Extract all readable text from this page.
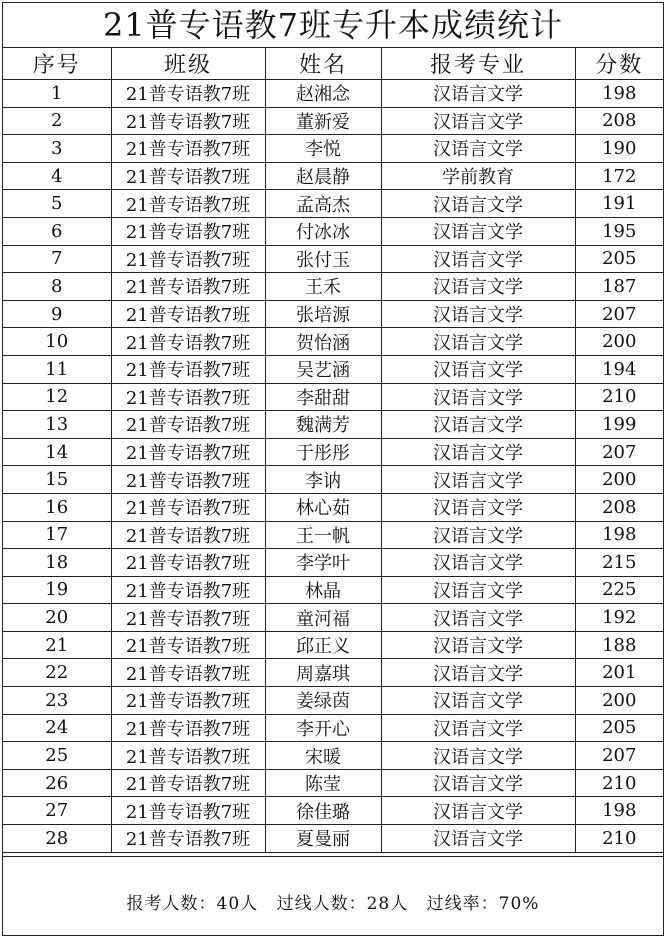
21普专语教7班专升本成绩统计
序号	班级	姓名	报考专业	分数
1	21普专语教7班	赵湘念	汉语言文学	198
2	21普专语教7班	董新爱	汉语言文学	208
3	21普专语教7班	李悦	汉语言文学	190
4	21普专语教7班	赵晨静	学前教育	172
5	21普专语教7班	孟高杰	汉语言文学	191
6	21普专语教7班	付冰冰	汉语言文学	195
7	21普专语教7班	张付玉	汉语言文学	205
8	21普专语教7班	王禾	汉语言文学	187
9	21普专语教7班	张培源	汉语言文学	207
10	21普专语教7班	贺怡涵	汉语言文学	200
11	21普专语教7班	吴艺涵	汉语言文学	194
12	21普专语教7班	李甜甜	汉语言文学	210
13	21普专语教7班	魏满芳	汉语言文学	199
14	21普专语教7班	于彤彤	汉语言文学	207
15	21普专语教7班	李讷	汉语言文学	200
16	21普专语教7班	林心茹	汉语言文学	208
17	21普专语教7班	王一帆	汉语言文学	198
18	21普专语教7班	李学叶	汉语言文学	215
19	21普专语教7班	林晶	汉语言文学	225
20	21普专语教7班	童河福	汉语言文学	192
21	21普专语教7班	邱正义	汉语言文学	188
22	21普专语教7班	周嘉琪	汉语言文学	201
23	21普专语教7班	姜绿茵	汉语言文学	200
24	21普专语教7班	李开心	汉语言文学	205
25	21普专语教7班	宋暖	汉语言文学	207
26	21普专语教7班	陈莹	汉语言文学	210
27	21普专语教7班	徐佳璐	汉语言文学	198
28	21普专语教7班	夏曼丽	汉语言文学	210
报考人数：40人 过线人数：28人 过线率：70%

####################

◆ **Problem to solve**
Transcribe the records above verbatim. Do not carry over any picture.

◆ **Output of the exercise**
Extract all readable text from this page.
21普专语教7班专升本成绩统计
序号	班级	姓名	报考专业	分数
1	21普专语教7班	赵湘念	汉语言文学	198
2	21普专语教7班	董新爱	汉语言文学	208
3	21普专语教7班	李悦	汉语言文学	190
4	21普专语教7班	赵晨静	学前教育	172
5	21普专语教7班	孟高杰	汉语言文学	191
6	21普专语教7班	付冰冰	汉语言文学	195
7	21普专语教7班	张付玉	汉语言文学	205
8	21普专语教7班	王禾	汉语言文学	187
9	21普专语教7班	张培源	汉语言文学	207
10	21普专语教7班	贺怡涵	汉语言文学	200
11	21普专语教7班	吴艺涵	汉语言文学	194
12	21普专语教7班	李甜甜	汉语言文学	210
13	21普专语教7班	魏满芳	汉语言文学	199
14	21普专语教7班	于彤彤	汉语言文学	207
15	21普专语教7班	李讷	汉语言文学	200
16	21普专语教7班	林心茹	汉语言文学	208
17	21普专语教7班	王一帆	汉语言文学	198
18	21普专语教7班	李学叶	汉语言文学	215
19	21普专语教7班	林晶	汉语言文学	225
20	21普专语教7班	童河福	汉语言文学	192
21	21普专语教7班	邱正义	汉语言文学	188
22	21普专语教7班	周嘉琪	汉语言文学	201
23	21普专语教7班	姜绿茵	汉语言文学	200
24	21普专语教7班	李开心	汉语言文学	205
25	21普专语教7班	宋暖	汉语言文学	207
26	21普专语教7班	陈莹	汉语言文学	210
27	21普专语教7班	徐佳璐	汉语言文学	198
28	21普专语教7班	夏曼丽	汉语言文学	210
报考人数：40人 过线人数：28人 过线率：70%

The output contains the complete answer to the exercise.